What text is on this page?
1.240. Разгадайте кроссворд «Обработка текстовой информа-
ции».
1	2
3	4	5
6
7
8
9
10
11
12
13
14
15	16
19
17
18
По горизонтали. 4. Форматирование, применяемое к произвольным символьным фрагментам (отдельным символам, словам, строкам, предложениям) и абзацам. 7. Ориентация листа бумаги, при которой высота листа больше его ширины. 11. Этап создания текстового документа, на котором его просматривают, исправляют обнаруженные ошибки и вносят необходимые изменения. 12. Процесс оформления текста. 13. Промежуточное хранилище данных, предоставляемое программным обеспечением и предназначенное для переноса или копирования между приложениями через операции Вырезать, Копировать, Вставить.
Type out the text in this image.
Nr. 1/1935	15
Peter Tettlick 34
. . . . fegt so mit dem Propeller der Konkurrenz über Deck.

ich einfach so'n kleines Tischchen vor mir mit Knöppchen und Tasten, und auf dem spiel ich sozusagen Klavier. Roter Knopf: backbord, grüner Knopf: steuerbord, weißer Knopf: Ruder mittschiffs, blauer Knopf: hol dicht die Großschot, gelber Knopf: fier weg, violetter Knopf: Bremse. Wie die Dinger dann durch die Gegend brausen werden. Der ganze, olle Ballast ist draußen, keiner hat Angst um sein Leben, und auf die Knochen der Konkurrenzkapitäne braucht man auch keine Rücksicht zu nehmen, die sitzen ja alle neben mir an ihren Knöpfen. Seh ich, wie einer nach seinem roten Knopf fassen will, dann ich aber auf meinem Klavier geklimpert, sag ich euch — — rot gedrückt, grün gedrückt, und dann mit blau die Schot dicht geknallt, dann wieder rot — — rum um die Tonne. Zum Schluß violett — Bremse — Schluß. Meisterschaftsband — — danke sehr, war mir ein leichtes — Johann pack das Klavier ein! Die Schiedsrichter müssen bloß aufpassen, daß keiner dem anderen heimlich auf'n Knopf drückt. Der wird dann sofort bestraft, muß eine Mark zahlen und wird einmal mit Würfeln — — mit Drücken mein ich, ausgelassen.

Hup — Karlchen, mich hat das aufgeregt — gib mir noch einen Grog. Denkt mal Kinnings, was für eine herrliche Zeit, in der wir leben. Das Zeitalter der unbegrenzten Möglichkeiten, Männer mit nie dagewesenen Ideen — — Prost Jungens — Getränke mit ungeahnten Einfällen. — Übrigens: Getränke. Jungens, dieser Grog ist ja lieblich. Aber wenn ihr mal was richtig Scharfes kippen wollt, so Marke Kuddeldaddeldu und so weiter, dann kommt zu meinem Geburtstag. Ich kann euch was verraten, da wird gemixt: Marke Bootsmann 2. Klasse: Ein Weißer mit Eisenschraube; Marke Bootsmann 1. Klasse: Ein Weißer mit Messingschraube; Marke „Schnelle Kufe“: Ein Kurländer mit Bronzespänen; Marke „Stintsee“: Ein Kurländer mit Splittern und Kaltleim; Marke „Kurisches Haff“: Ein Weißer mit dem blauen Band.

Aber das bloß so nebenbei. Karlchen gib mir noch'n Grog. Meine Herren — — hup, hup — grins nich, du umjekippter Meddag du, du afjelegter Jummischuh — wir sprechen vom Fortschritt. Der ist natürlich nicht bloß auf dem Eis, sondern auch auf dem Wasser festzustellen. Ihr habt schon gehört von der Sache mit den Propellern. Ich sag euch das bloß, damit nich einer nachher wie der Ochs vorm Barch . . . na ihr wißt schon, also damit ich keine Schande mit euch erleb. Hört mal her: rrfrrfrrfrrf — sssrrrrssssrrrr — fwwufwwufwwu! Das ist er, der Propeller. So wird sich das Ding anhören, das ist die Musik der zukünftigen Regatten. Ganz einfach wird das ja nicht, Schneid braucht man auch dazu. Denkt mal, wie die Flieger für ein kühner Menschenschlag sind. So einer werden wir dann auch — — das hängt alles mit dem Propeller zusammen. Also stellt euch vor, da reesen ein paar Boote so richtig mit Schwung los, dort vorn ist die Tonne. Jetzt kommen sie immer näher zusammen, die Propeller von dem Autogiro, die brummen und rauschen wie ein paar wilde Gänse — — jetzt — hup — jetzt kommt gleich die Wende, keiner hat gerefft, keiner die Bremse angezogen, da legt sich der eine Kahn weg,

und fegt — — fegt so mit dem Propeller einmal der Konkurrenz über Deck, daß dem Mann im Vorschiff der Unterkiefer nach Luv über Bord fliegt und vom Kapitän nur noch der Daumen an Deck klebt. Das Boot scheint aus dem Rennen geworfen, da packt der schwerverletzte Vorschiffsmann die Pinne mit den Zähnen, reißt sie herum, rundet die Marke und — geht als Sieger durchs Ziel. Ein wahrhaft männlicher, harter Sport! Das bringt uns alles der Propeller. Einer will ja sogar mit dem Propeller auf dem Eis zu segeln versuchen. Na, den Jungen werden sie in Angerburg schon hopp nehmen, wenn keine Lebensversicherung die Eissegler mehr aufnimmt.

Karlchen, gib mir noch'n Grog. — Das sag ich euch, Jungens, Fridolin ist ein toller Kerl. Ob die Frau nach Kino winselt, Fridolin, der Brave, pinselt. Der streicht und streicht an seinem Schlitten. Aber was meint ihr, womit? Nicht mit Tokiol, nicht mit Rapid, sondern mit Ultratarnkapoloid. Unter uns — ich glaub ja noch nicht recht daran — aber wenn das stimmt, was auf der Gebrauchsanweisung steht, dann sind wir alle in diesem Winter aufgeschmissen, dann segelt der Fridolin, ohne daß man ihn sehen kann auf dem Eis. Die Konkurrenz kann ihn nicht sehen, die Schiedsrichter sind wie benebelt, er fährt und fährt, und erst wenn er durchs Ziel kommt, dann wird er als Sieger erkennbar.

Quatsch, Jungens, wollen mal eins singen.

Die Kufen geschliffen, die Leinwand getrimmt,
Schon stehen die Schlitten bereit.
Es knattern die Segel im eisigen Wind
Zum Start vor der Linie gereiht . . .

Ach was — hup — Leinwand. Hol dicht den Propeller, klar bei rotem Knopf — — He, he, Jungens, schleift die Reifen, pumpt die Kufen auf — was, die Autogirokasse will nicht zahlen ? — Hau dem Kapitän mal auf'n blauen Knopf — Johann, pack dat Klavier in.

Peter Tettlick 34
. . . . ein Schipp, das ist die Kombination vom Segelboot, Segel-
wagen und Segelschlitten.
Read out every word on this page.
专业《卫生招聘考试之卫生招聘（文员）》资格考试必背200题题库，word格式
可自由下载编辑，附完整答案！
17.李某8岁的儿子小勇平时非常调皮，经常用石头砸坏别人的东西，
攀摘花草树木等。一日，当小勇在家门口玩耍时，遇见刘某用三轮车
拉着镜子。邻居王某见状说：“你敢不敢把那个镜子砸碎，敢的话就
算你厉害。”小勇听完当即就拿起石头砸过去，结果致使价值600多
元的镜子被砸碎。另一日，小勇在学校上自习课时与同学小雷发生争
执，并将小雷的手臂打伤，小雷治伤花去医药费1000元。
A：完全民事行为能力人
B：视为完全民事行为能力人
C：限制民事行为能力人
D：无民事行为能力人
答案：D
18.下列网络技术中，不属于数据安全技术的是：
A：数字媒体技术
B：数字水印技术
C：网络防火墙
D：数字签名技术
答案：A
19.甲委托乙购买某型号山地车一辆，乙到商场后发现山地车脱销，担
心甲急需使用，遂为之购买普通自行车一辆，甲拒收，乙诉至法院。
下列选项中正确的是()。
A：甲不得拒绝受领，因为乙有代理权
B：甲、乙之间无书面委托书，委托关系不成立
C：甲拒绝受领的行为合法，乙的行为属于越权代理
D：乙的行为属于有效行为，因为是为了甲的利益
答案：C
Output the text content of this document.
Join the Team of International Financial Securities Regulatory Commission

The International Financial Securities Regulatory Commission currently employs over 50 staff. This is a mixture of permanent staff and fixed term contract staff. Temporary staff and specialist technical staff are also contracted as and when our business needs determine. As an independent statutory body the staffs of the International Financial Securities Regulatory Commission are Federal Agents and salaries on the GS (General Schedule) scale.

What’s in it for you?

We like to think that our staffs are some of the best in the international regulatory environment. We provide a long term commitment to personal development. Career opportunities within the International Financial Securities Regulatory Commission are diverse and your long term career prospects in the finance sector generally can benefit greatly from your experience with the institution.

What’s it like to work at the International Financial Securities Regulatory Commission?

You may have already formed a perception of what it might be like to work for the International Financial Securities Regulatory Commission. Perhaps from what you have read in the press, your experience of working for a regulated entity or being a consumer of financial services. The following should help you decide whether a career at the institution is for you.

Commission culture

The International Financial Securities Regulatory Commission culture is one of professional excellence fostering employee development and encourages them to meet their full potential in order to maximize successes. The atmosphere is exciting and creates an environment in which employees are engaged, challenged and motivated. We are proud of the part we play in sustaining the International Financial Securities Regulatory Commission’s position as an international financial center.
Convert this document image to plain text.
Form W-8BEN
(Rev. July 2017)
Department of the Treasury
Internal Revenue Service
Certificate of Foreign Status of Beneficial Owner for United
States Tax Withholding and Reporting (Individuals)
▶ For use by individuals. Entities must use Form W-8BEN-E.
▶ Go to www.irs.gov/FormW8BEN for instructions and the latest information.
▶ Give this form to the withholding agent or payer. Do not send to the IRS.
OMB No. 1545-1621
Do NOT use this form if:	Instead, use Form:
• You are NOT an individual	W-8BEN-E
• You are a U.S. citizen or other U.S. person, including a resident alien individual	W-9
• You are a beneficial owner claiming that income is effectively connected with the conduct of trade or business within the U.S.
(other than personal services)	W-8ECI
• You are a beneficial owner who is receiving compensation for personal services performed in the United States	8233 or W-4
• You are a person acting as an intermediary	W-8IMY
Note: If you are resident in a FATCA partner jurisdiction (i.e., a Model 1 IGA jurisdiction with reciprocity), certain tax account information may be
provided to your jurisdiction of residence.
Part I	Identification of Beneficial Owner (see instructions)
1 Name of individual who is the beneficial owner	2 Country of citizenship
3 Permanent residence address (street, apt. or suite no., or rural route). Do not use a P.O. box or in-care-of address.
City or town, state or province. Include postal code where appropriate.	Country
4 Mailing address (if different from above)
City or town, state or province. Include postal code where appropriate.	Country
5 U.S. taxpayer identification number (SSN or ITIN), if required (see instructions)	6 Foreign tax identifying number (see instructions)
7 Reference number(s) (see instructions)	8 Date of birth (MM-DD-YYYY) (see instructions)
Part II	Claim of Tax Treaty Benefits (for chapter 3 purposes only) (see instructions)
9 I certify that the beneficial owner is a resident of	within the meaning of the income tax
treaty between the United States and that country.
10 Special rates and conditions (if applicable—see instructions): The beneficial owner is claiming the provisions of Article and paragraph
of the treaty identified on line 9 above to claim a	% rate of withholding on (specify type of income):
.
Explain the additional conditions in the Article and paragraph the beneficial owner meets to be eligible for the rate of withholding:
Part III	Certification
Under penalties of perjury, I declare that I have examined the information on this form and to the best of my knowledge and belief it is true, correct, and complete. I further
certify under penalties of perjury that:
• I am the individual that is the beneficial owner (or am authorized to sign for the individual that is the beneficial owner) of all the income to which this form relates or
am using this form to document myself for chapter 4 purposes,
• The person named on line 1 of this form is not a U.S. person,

- - - -

# Task goal
Report how many lines in the entries hold the string "States". Nothing but the number is wanted.

# Answer to the exercise
3